begin TASK DATA
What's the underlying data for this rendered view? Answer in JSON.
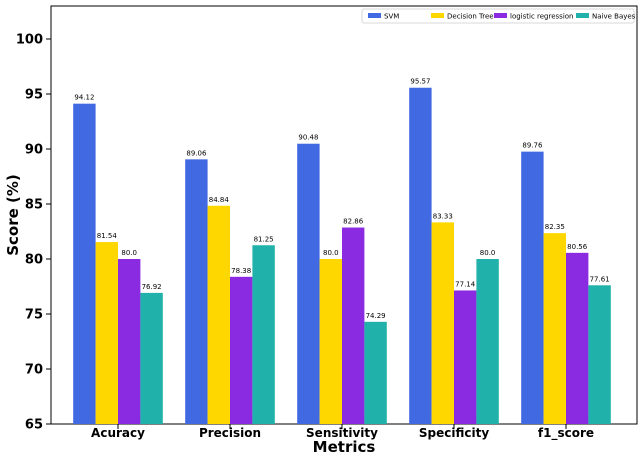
{
  "chart_data": {
    "type": "bar",
    "title": "",
    "xlabel": "Metrics",
    "ylabel": "Score (%)",
    "ylim": [
      65,
      103
    ],
    "yticks": [
      65,
      70,
      75,
      80,
      85,
      90,
      95,
      100
    ],
    "grid": false,
    "legend_position": "top-right",
    "categories": [
      "Acuracy",
      "Precision",
      "Sensitivity",
      "Specificity",
      "f1_score"
    ],
    "series": [
      {
        "name": "SVM",
        "color": "#4169e1",
        "values": [
          94.12,
          89.06,
          90.48,
          95.57,
          89.76
        ],
        "labels": [
          "94.12",
          "89.06",
          "90.48",
          "95.57",
          "89.76"
        ]
      },
      {
        "name": "Decision Tree",
        "color": "#ffd700",
        "values": [
          81.54,
          84.84,
          80.0,
          83.33,
          82.35
        ],
        "labels": [
          "81.54",
          "84.84",
          "80.0",
          "83.33",
          "82.35"
        ]
      },
      {
        "name": "logistic regression",
        "color": "#8a2be2",
        "values": [
          80.0,
          78.38,
          82.86,
          77.14,
          80.56
        ],
        "labels": [
          "80.0",
          "78.38",
          "82.86",
          "77.14",
          "80.56"
        ]
      },
      {
        "name": "Naive Bayes",
        "color": "#20b2aa",
        "values": [
          76.92,
          81.25,
          74.29,
          80.0,
          77.61
        ],
        "labels": [
          "76.92",
          "81.25",
          "74.29",
          "80.0",
          "77.61"
        ]
      }
    ]
  }
}
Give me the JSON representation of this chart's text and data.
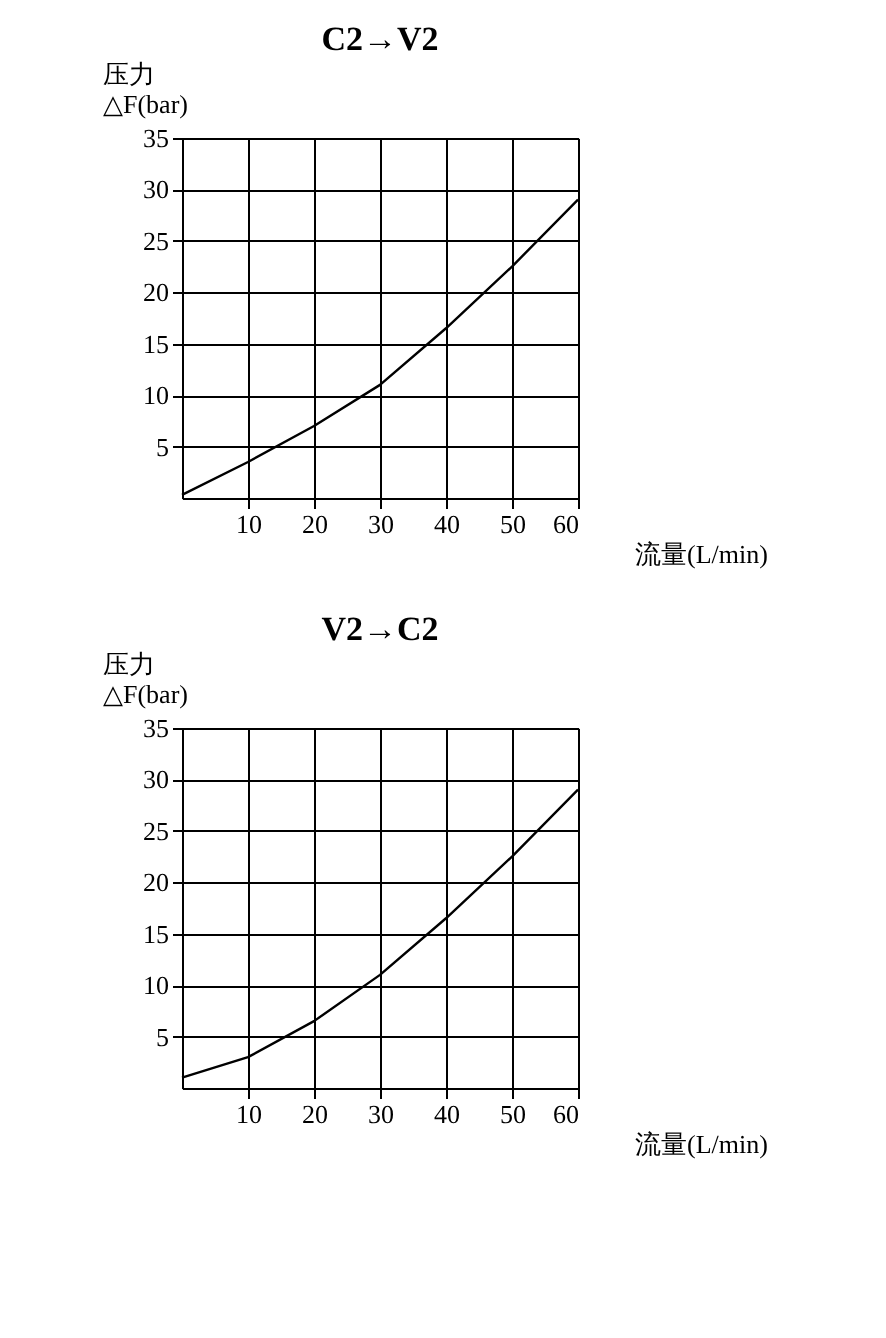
{
  "chart_data": [
    {
      "type": "line",
      "title": "C2→V2",
      "xlabel": "流量(L/min)",
      "ylabel": "压力\n△F(bar)",
      "x": [
        0,
        10,
        20,
        30,
        40,
        50,
        60
      ],
      "xlim": [
        0,
        60
      ],
      "ylim": [
        0,
        35
      ],
      "xticks": [
        10,
        20,
        30,
        40,
        50,
        60
      ],
      "yticks": [
        5,
        10,
        15,
        20,
        25,
        30,
        35
      ],
      "grid": true,
      "marker": "none",
      "line_style": "solid",
      "series": [
        {
          "color": "#000000",
          "values": [
            0.3,
            3.5,
            7,
            11,
            16.5,
            22.5,
            29
          ]
        }
      ]
    },
    {
      "type": "line",
      "title": "V2→C2",
      "xlabel": "流量(L/min)",
      "ylabel": "压力\n△F(bar)",
      "x": [
        0,
        10,
        20,
        30,
        40,
        50,
        60
      ],
      "xlim": [
        0,
        60
      ],
      "ylim": [
        0,
        35
      ],
      "xticks": [
        10,
        20,
        30,
        40,
        50,
        60
      ],
      "yticks": [
        5,
        10,
        15,
        20,
        25,
        30,
        35
      ],
      "grid": true,
      "marker": "none",
      "line_style": "solid",
      "series": [
        {
          "color": "#000000",
          "values": [
            1,
            3,
            6.5,
            11,
            16.5,
            22.5,
            29
          ]
        }
      ]
    }
  ]
}
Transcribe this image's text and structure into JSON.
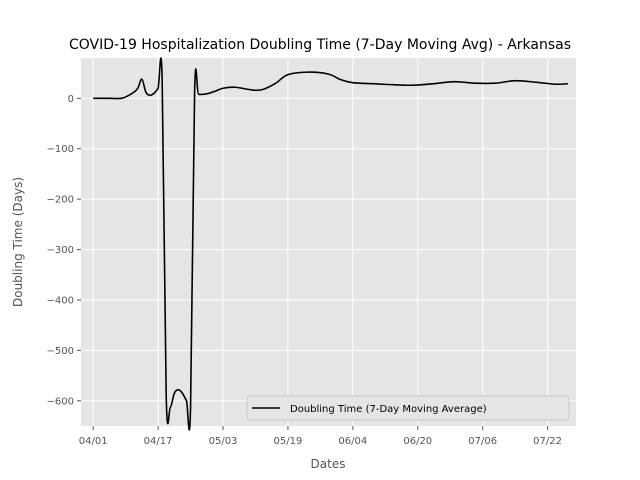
{
  "chart_data": {
    "type": "line",
    "title": "COVID-19 Hospitalization Doubling Time (7-Day Moving Avg) - Arkansas",
    "xlabel": "Dates",
    "ylabel": "Doubling Time (Days)",
    "ylim": [
      -650,
      80
    ],
    "yticks": [
      0,
      -100,
      -200,
      -300,
      -400,
      -500,
      -600
    ],
    "ytick_labels": [
      "0",
      "−100",
      "−200",
      "−300",
      "−400",
      "−500",
      "−600"
    ],
    "xlim": [
      "2020-03-29",
      "2020-07-29"
    ],
    "xticks": [
      "2020-04-01",
      "2020-04-17",
      "2020-05-03",
      "2020-05-19",
      "2020-06-04",
      "2020-06-20",
      "2020-07-06",
      "2020-07-22"
    ],
    "xtick_labels": [
      "04/01",
      "04/17",
      "05/03",
      "05/19",
      "06/04",
      "06/20",
      "07/06",
      "07/22"
    ],
    "grid": true,
    "legend_position": "lower-right",
    "series": [
      {
        "name": "Doubling Time (7-Day Moving Average)",
        "color": "#000000",
        "x": [
          "2020-04-01",
          "2020-04-05",
          "2020-04-08",
          "2020-04-10",
          "2020-04-11",
          "2020-04-12",
          "2020-04-13",
          "2020-04-14",
          "2020-04-15",
          "2020-04-16",
          "2020-04-17",
          "2020-04-18",
          "2020-04-19",
          "2020-04-20",
          "2020-04-21",
          "2020-04-22",
          "2020-04-23",
          "2020-04-24",
          "2020-04-25",
          "2020-04-26",
          "2020-04-27",
          "2020-04-29",
          "2020-05-01",
          "2020-05-03",
          "2020-05-06",
          "2020-05-09",
          "2020-05-11",
          "2020-05-13",
          "2020-05-16",
          "2020-05-19",
          "2020-05-24",
          "2020-05-29",
          "2020-06-01",
          "2020-06-04",
          "2020-06-09",
          "2020-06-14",
          "2020-06-19",
          "2020-06-24",
          "2020-06-29",
          "2020-07-04",
          "2020-07-09",
          "2020-07-14",
          "2020-07-19",
          "2020-07-24",
          "2020-07-27"
        ],
        "y": [
          0,
          0,
          0,
          7,
          12,
          20,
          38,
          12,
          6,
          10,
          20,
          38,
          -590,
          -613,
          -585,
          -578,
          -585,
          -600,
          -615,
          13,
          8,
          9,
          14,
          20,
          22,
          18,
          16,
          18,
          30,
          47,
          52,
          48,
          37,
          31,
          29,
          27,
          26,
          29,
          33,
          30,
          30,
          35,
          32,
          28,
          29
        ]
      }
    ]
  }
}
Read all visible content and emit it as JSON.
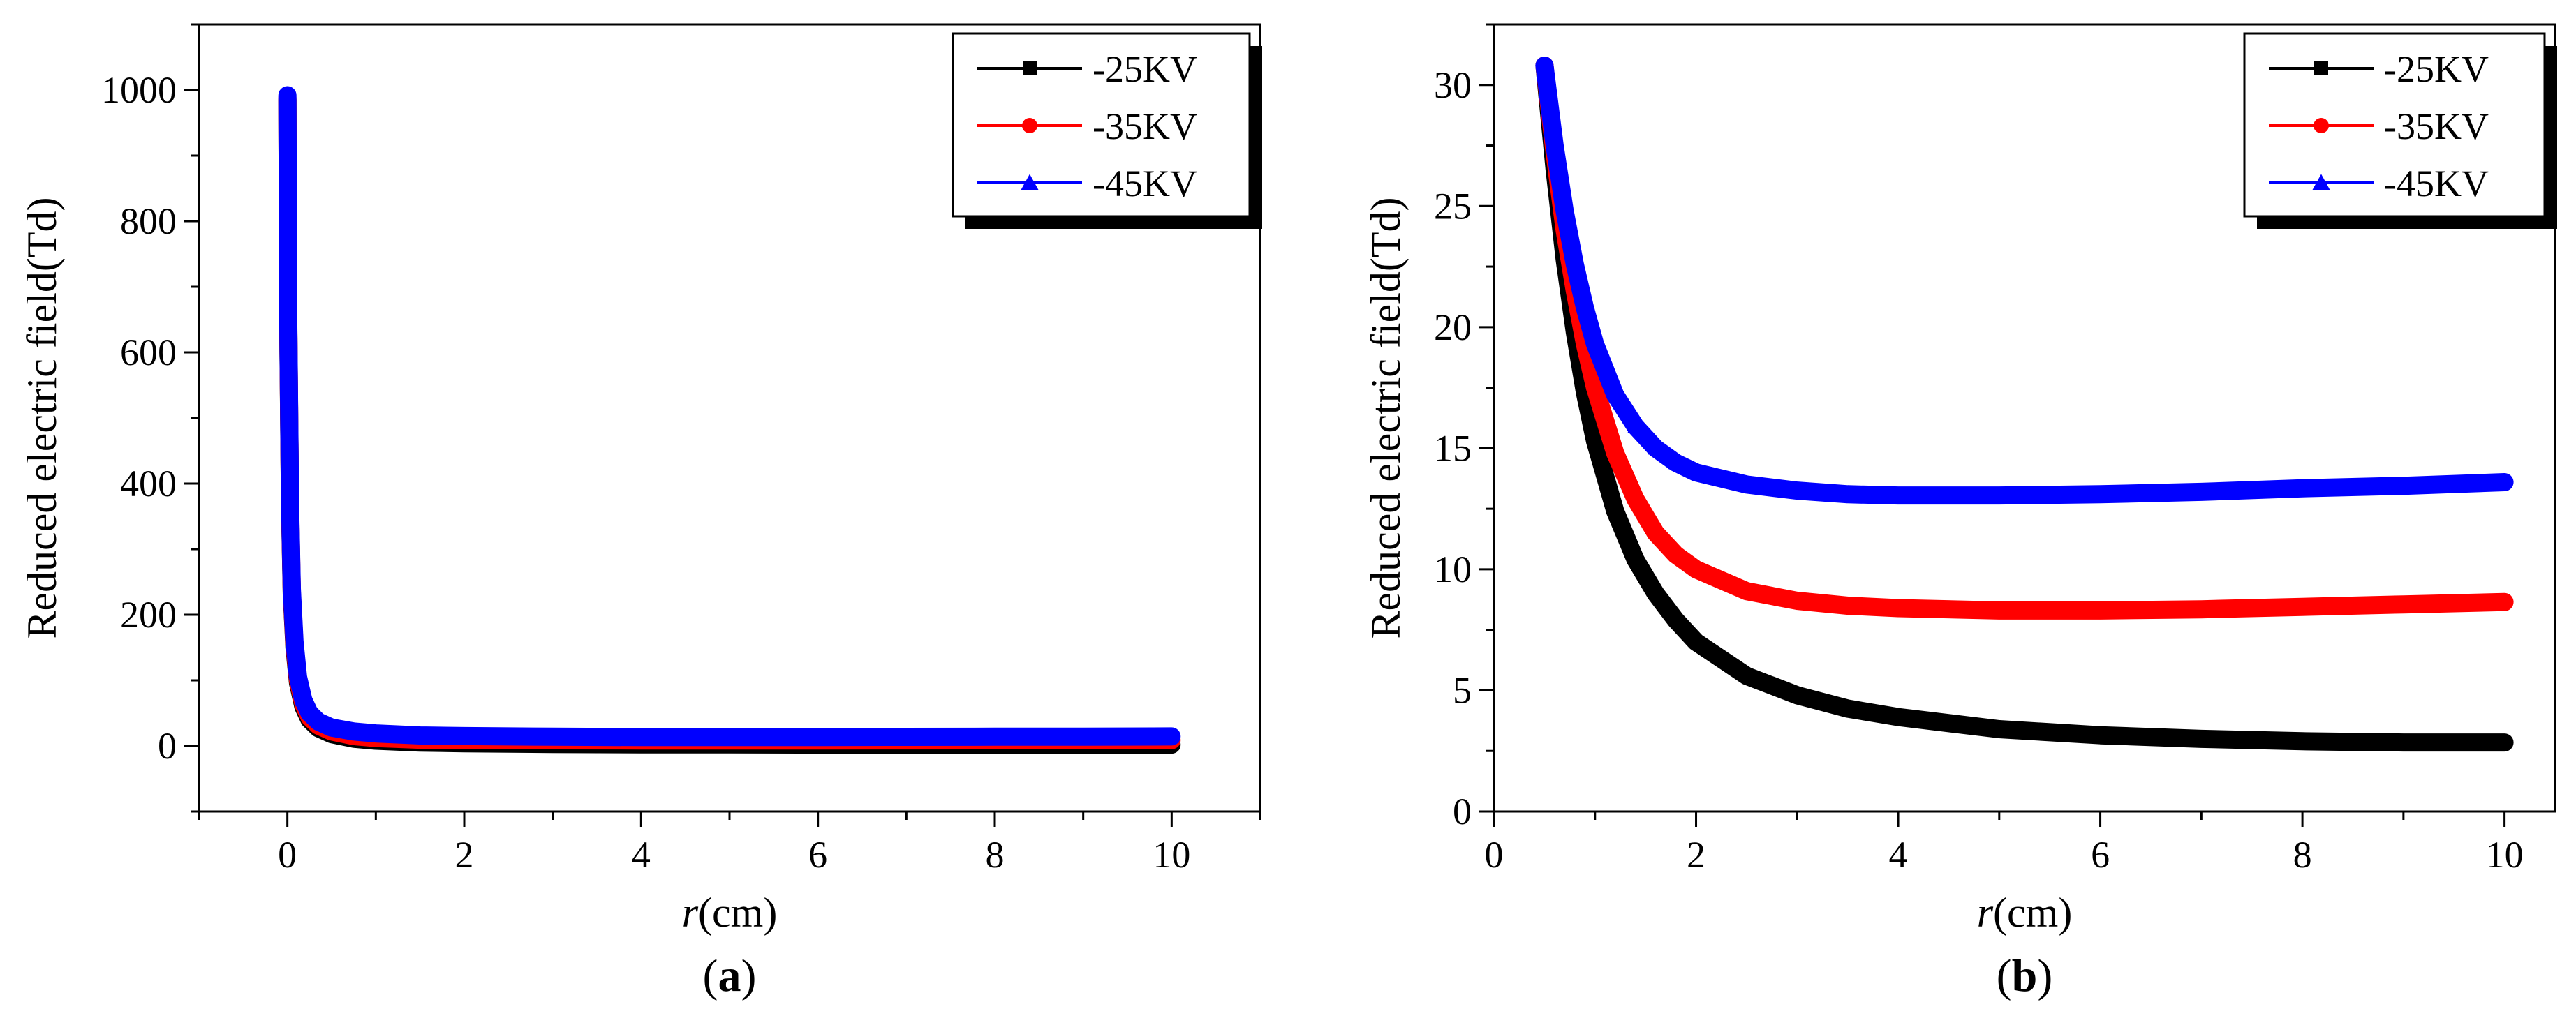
{
  "chart_data": [
    {
      "type": "line",
      "panel_label": "a",
      "xlabel_var": "r",
      "xlabel_unit": "(cm)",
      "ylabel": "Reduced electric field(Td)",
      "xlim": [
        -1,
        11
      ],
      "ylim": [
        -100,
        1100
      ],
      "xticks": [
        0,
        2,
        4,
        6,
        8,
        10
      ],
      "yticks": [
        0,
        200,
        400,
        600,
        800,
        1000
      ],
      "legend_position": "top-right",
      "series": [
        {
          "name": "-25KV",
          "color": "#000000",
          "marker": "square",
          "x": [
            0.0,
            0.01,
            0.03,
            0.05,
            0.08,
            0.12,
            0.18,
            0.25,
            0.35,
            0.5,
            0.75,
            1,
            1.5,
            2,
            3,
            4,
            5,
            6,
            7,
            8,
            9,
            10
          ],
          "y": [
            985,
            640,
            360,
            230,
            150,
            96,
            60,
            40,
            27,
            18,
            11,
            8,
            5,
            4,
            3,
            2.5,
            2.3,
            2.1,
            2.0,
            2.0,
            2.0,
            2.0
          ]
        },
        {
          "name": "-35KV",
          "color": "#ff0000",
          "marker": "circle",
          "x": [
            0.0,
            0.01,
            0.03,
            0.05,
            0.08,
            0.12,
            0.18,
            0.25,
            0.35,
            0.5,
            0.75,
            1,
            1.5,
            2,
            3,
            4,
            5,
            6,
            7,
            8,
            9,
            10
          ],
          "y": [
            988,
            645,
            365,
            235,
            155,
            100,
            64,
            44,
            31,
            22,
            15,
            12,
            9.5,
            9,
            8.5,
            8.3,
            8.3,
            8.3,
            8.4,
            8.5,
            8.6,
            8.7
          ]
        },
        {
          "name": "-45KV",
          "color": "#0000ff",
          "marker": "triangle",
          "x": [
            0.0,
            0.01,
            0.03,
            0.05,
            0.08,
            0.12,
            0.18,
            0.25,
            0.35,
            0.5,
            0.75,
            1,
            1.5,
            2,
            3,
            4,
            5,
            6,
            7,
            8,
            9,
            10
          ],
          "y": [
            992,
            650,
            370,
            240,
            160,
            105,
            70,
            50,
            37,
            28,
            22,
            19,
            16,
            15,
            14,
            13.5,
            13.5,
            13.6,
            13.8,
            14,
            14.2,
            14.5
          ]
        }
      ]
    },
    {
      "type": "line",
      "panel_label": "b",
      "xlabel_var": "r",
      "xlabel_unit": "(cm)",
      "ylabel": "Reduced electric field(Td)",
      "xlim": [
        0,
        10.5
      ],
      "ylim": [
        0,
        32.5
      ],
      "xticks": [
        0,
        2,
        4,
        6,
        8,
        10
      ],
      "yticks": [
        0,
        5,
        10,
        15,
        20,
        25,
        30
      ],
      "legend_position": "top-right",
      "series": [
        {
          "name": "-25KV",
          "color": "#000000",
          "marker": "square",
          "x": [
            0.5,
            0.6,
            0.7,
            0.8,
            0.9,
            1.0,
            1.2,
            1.4,
            1.6,
            1.8,
            2.0,
            2.5,
            3,
            3.5,
            4,
            5,
            6,
            7,
            8,
            9,
            10
          ],
          "y": [
            30.8,
            26.5,
            22.8,
            19.8,
            17.3,
            15.3,
            12.4,
            10.4,
            9.0,
            7.9,
            7.0,
            5.6,
            4.8,
            4.25,
            3.9,
            3.4,
            3.15,
            3.0,
            2.9,
            2.85,
            2.85
          ]
        },
        {
          "name": "-35KV",
          "color": "#ff0000",
          "marker": "circle",
          "x": [
            0.5,
            0.6,
            0.7,
            0.8,
            0.9,
            1.0,
            1.2,
            1.4,
            1.6,
            1.8,
            2.0,
            2.5,
            3,
            3.5,
            4,
            5,
            6,
            7,
            8,
            9,
            10
          ],
          "y": [
            30.8,
            27.2,
            24.0,
            21.5,
            19.3,
            17.5,
            14.8,
            12.9,
            11.5,
            10.6,
            10.0,
            9.1,
            8.7,
            8.5,
            8.4,
            8.3,
            8.3,
            8.35,
            8.45,
            8.55,
            8.65
          ]
        },
        {
          "name": "-45KV",
          "color": "#0000ff",
          "marker": "triangle",
          "x": [
            0.5,
            0.6,
            0.7,
            0.8,
            0.9,
            1.0,
            1.2,
            1.4,
            1.6,
            1.8,
            2.0,
            2.5,
            3,
            3.5,
            4,
            5,
            6,
            7,
            8,
            9,
            10
          ],
          "y": [
            30.8,
            27.5,
            24.8,
            22.6,
            20.8,
            19.3,
            17.2,
            15.9,
            15.0,
            14.4,
            14.0,
            13.5,
            13.25,
            13.1,
            13.05,
            13.05,
            13.1,
            13.2,
            13.35,
            13.45,
            13.6
          ]
        }
      ]
    }
  ]
}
end TASK DATA
● TASK BRIEF
Look through the entries above; copy each line where the string "grid" appears.

● ANSWER BELOW
    "grid": false,
      "grid": true,
      "grid": true,
    "grid": true,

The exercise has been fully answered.